Supplied records start

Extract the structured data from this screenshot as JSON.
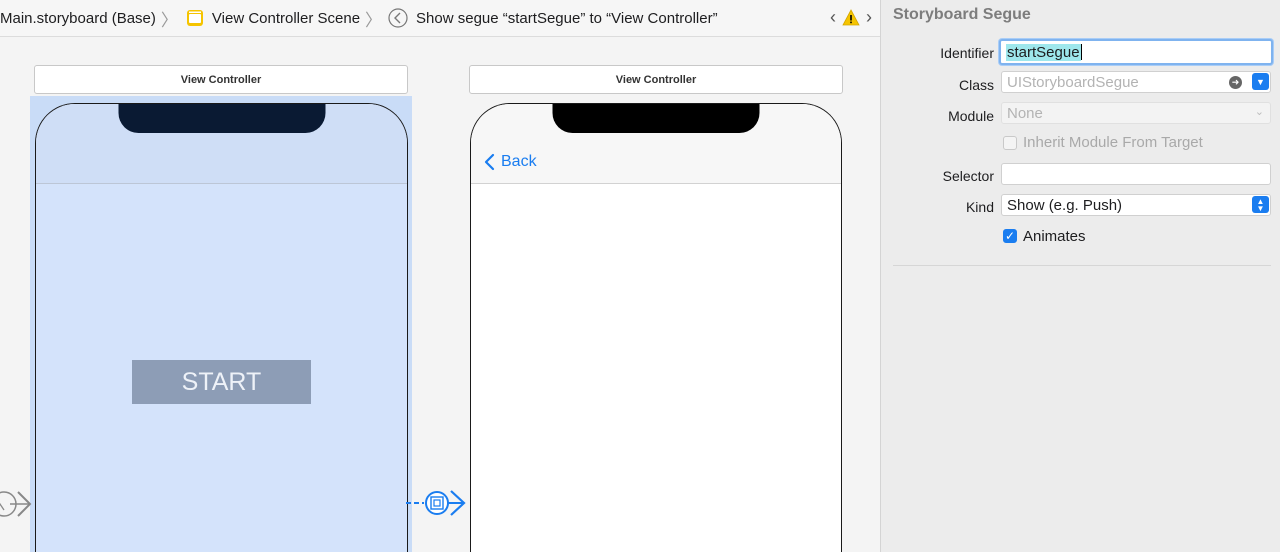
{
  "breadcrumb": {
    "storyboard": "Main.storyboard (Base)",
    "scene": "View Controller Scene",
    "segue": "Show segue “startSegue” to “View Controller”"
  },
  "canvas": {
    "scene1_title": "View Controller",
    "scene2_title": "View Controller",
    "start_button_label": "START",
    "back_label": "Back"
  },
  "inspector": {
    "title": "Storyboard Segue",
    "identifier_label": "Identifier",
    "identifier_value": "startSegue",
    "class_label": "Class",
    "class_placeholder": "UIStoryboardSegue",
    "module_label": "Module",
    "module_placeholder": "None",
    "inherit_label": "Inherit Module From Target",
    "selector_label": "Selector",
    "selector_value": "",
    "kind_label": "Kind",
    "kind_value": "Show (e.g. Push)",
    "animates_label": "Animates",
    "animates_checked": true,
    "inherit_checked": false
  },
  "colors": {
    "accent": "#1a7df0",
    "selection": "#c9dcf7",
    "start_button_bg": "#8d9db6",
    "warning": "#f5c400"
  },
  "icons": [
    "scene-icon",
    "segue-back-icon",
    "chevron-left-icon",
    "warning-icon",
    "chevron-right-icon",
    "entry-point-icon",
    "segue-icon",
    "arrow-circle-icon",
    "chevron-down-icon",
    "updown-icon",
    "checkmark-icon"
  ]
}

Supplied records end

[Task directions]: Transcribe every entry word for word, but skip the pictures.

[Written response]:
Extract the structured data from this screenshot as JSON.
{
  "breadcrumb": {
    "storyboard": "Main.storyboard (Base)",
    "scene": "View Controller Scene",
    "segue": "Show segue “startSegue” to “View Controller”"
  },
  "canvas": {
    "scene1_title": "View Controller",
    "scene2_title": "View Controller",
    "start_button_label": "START",
    "back_label": "Back"
  },
  "inspector": {
    "title": "Storyboard Segue",
    "identifier_label": "Identifier",
    "identifier_value": "startSegue",
    "class_label": "Class",
    "class_placeholder": "UIStoryboardSegue",
    "module_label": "Module",
    "module_placeholder": "None",
    "inherit_label": "Inherit Module From Target",
    "selector_label": "Selector",
    "selector_value": "",
    "kind_label": "Kind",
    "kind_value": "Show (e.g. Push)",
    "animates_label": "Animates",
    "animates_checked": true,
    "inherit_checked": false
  },
  "colors": {
    "accent": "#1a7df0",
    "selection": "#c9dcf7",
    "start_button_bg": "#8d9db6",
    "warning": "#f5c400"
  },
  "icons": [
    "scene-icon",
    "segue-back-icon",
    "chevron-left-icon",
    "warning-icon",
    "chevron-right-icon",
    "entry-point-icon",
    "segue-icon",
    "arrow-circle-icon",
    "chevron-down-icon",
    "updown-icon",
    "checkmark-icon"
  ]
}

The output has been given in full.